--- SELECTED EXTRACT Enclosed Below ---

Login and parse ASP.NET sites with Python

I am using web scraping on several sites to get information like prices from e-commerce sites and meter readings, balance amount etc from my apartment service provider portal. This is fairly simple to do in python using “requests” and “beautifulsoup” modules.

Recently, my apartment service provider revamped their website in ASP.NET. I thought it was just another site and login, parsing should be straight forward. But passing user, password and other form inputs didn’t worked.

Upon closely looking at source of login page and page after login, I found “input” fields were different like “ctl00$MainContent$txtSiteID” and there were many random hidden “input” fields like “__VIEWSTATE”, “__VIEWSTATEGENERATOR”, “__EVENTVALIDATION”.

To handle these hidden inputs, you have to first get their values and then pass them in form submit request. Here is the code which does login and fetches data values of interest and then pumps them into influxdb.


#!/usr/bin/python3
import requests
from requests.auth import HTTPBasicAuth
from bs4 import BeautifulSoup

dburi = 'http://localhost:8086/write?db=pesdb'
dbuser = 'pesuser'
dbpass = 'pespass'

headers = {
             'user-agent': 'Mozilla/5.0 (Windows NT x.y; Win64; x64; rv:10.0) Gecko/20100101 Firefox/10.0'
}

LoginData = {
             'ctl00$MainContent$txtSiteID': 'xxxxx',
             'ctl00$MainContent$txtCustomerID': 'xxxxx',
             'ctl00$MainContent$txtPassword': 'xxxxxxx',
             'ctl00$MainContent$Button1': 'Login'
}

with requests.Session() as s:
     url = "http://pesonline.co.in:8080/pesenduser/LoginPage.aspx"

--- End of Enclosed SELECTED EXTRACT ---
--- RECORD EXCERPTS Enclosed Below ---

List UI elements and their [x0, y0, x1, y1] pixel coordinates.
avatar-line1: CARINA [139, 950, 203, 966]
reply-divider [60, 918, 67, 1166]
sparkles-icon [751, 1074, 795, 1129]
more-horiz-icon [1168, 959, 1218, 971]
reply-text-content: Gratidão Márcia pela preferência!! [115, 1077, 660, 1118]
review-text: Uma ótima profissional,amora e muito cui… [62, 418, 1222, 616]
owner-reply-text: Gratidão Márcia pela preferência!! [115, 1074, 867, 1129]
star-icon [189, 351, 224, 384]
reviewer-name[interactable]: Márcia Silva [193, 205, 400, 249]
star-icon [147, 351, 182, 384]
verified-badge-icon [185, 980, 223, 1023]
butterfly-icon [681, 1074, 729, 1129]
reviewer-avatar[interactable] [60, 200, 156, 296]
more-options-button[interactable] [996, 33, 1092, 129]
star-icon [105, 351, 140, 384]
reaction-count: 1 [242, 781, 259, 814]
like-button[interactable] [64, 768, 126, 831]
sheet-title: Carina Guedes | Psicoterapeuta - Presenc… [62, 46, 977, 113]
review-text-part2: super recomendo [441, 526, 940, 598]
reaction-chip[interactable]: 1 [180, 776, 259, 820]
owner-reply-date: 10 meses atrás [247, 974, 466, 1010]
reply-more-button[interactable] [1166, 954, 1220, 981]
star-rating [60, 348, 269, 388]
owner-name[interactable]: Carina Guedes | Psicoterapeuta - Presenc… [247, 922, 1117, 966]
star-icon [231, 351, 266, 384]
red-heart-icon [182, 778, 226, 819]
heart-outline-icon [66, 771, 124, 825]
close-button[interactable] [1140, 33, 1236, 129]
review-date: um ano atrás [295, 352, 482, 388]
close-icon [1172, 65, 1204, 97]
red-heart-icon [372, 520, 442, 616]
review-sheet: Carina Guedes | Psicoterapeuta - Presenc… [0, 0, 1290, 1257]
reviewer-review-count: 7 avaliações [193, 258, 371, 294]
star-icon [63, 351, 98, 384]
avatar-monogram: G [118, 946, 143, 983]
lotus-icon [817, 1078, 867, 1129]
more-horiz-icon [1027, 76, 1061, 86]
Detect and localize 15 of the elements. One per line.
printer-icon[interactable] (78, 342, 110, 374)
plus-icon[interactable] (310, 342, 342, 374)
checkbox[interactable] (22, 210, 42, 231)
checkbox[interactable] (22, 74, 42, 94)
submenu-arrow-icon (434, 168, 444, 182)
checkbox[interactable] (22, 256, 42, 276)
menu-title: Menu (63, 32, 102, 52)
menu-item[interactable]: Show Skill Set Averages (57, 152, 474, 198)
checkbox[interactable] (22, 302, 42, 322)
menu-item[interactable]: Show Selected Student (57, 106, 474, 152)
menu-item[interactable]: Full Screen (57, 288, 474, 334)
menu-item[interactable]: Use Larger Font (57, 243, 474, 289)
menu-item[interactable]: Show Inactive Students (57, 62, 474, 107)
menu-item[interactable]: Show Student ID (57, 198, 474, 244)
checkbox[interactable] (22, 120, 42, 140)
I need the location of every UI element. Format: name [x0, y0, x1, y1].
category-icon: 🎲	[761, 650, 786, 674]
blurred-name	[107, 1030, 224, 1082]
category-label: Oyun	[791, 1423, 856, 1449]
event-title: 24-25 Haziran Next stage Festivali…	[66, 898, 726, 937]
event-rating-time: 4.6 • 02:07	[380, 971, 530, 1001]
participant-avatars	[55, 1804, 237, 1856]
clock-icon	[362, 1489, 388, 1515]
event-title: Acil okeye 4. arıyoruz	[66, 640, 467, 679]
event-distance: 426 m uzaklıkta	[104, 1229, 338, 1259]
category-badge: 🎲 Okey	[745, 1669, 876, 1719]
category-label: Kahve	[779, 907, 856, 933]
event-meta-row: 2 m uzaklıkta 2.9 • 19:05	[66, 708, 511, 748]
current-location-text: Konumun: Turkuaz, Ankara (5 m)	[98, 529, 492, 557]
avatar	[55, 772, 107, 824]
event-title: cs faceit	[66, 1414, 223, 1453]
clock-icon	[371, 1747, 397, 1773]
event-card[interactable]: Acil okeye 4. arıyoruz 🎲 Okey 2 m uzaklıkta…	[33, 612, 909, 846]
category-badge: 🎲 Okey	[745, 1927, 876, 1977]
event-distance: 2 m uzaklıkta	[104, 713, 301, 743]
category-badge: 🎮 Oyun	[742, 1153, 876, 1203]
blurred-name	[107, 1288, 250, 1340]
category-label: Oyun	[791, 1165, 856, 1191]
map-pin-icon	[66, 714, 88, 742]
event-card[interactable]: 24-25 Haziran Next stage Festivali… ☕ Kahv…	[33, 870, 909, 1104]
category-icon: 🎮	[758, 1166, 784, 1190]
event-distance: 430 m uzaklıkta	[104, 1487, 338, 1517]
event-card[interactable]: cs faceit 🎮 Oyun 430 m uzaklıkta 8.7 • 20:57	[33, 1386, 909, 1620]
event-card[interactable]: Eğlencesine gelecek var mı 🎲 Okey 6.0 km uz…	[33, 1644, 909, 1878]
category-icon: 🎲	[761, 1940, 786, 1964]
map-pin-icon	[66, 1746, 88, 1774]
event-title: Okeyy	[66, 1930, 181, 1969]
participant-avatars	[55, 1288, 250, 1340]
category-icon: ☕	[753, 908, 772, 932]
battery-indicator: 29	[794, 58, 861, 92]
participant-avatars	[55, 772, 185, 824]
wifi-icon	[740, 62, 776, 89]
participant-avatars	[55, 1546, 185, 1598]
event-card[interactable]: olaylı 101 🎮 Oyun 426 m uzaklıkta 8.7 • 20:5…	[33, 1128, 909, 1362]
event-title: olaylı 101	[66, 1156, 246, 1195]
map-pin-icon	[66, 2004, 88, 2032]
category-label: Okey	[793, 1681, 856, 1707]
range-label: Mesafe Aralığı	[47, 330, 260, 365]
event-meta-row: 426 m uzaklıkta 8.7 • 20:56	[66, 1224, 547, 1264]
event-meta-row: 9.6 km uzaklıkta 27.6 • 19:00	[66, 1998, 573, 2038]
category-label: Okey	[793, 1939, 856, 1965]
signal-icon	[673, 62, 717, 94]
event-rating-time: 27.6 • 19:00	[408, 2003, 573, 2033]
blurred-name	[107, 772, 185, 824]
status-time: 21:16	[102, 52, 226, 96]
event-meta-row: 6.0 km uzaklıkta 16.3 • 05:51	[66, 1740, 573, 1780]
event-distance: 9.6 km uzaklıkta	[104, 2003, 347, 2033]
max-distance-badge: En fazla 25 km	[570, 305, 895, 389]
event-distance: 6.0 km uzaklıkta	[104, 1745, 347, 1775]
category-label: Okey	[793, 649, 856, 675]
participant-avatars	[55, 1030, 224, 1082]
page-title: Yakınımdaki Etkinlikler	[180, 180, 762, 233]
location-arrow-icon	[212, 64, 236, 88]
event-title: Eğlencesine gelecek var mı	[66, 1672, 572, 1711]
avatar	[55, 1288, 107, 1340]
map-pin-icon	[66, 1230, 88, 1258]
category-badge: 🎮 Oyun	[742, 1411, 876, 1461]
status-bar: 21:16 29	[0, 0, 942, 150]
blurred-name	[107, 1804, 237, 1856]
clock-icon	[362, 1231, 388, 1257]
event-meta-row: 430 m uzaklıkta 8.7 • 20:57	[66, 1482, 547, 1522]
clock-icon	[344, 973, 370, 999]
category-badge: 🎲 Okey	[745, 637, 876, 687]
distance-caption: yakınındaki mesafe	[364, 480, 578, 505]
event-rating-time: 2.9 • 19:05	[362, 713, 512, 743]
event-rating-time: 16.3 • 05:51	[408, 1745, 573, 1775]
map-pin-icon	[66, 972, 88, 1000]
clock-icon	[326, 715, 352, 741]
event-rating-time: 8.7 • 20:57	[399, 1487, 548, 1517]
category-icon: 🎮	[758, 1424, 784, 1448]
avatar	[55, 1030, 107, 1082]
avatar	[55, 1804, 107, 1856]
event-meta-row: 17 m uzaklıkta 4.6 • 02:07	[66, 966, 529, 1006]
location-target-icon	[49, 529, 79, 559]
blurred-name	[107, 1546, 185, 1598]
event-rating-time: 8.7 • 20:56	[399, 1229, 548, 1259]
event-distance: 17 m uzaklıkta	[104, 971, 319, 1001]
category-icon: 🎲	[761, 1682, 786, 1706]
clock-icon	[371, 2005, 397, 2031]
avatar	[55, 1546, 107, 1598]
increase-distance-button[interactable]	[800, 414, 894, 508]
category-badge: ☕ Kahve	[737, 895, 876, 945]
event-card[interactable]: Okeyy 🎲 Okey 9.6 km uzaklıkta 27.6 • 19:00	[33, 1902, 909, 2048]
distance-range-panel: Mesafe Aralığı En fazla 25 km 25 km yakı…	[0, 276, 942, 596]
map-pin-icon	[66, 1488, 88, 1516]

--- End of Enclosed RECORD EXCERPTS ---

» WHAT YOU NEED TO DO:
1. According to the post on logging into ASP.NET sites with Python, which hidden input fields appeared on the revamped login page?
2. Continue the post on logging into ASP.NET sites with Python from the point where it stops.

» ANSWERS FOR THE TASKS:
1. "__VIEWSTATE", "__VIEWSTATEGENERATOR", and "__EVENTVALIDATION".

2.
     r = s.get(url, headers=headers)
     soup = BeautifulSoup(r.content, 'html.parser')

     LoginData['__VIEWSTATE'] = soup.find('input', attrs={'id': '__VIEWSTATE'})['value']
     LoginData['__VIEWSTATEGENERATOR'] = soup.find('input', attrs={'id': '__VIEWSTATEGENERATOR'})['value']
     LoginData['__EVENTVALIDATION'] = soup.find('input', attrs={'id': '__EVENTVALIDATION'})['value']

     r = s.post(url, data=LoginData, headers=headers)
     soup = BeautifulSoup(r.content, 'html.parser')
     MeterID = soup.find("span", id="MainContent_lblMeterID").contents[0]
     KwhMains = soup.find("span", id="MainContent_lblKwhMains").contents[0]
     KwhDG = soup.find("span", id="MainContent_lblKwhDG").contents[0]
     LiveBalance = soup.find("span", id="MainContent_lblLiveBalance").contents[0]
     CamLiveBalance = soup.find("span", id="MainContent_lblCamLiveBalance").contents[0]
     KwActual = soup.find("span", id="MainContent_lblKwActual").contents[0]
     DgWorking = soup.find("span", id="MainContent_lblDgWorking").contents[0]
     if DgWorking == "Mains":
        DgWorking = 0
     else:
        DgWorking = 1

     dbpayload = "pesdata,city={},sector={},complex={},block={},unit={},MeterID={} KwhMains={},KwhDG={},LiveBalance={},CamLiveBalance={},KwActual={},DgWorking={}".format('Gurgaon', '85', 'Carnation', 'D5', '902', MeterID, KwhMains, KwhDG, LiveBalance, CamLiveBalance, KwActual, DgWorking)
     print(dbpayload)
     dbres=requests.post(dburi, data=dbpayload, auth=HTTPBasicAuth(dbuser, dbpass))
     print(dbres.status_code)

Above code is executed every one hour from cron and collects timeseries data in influxdb.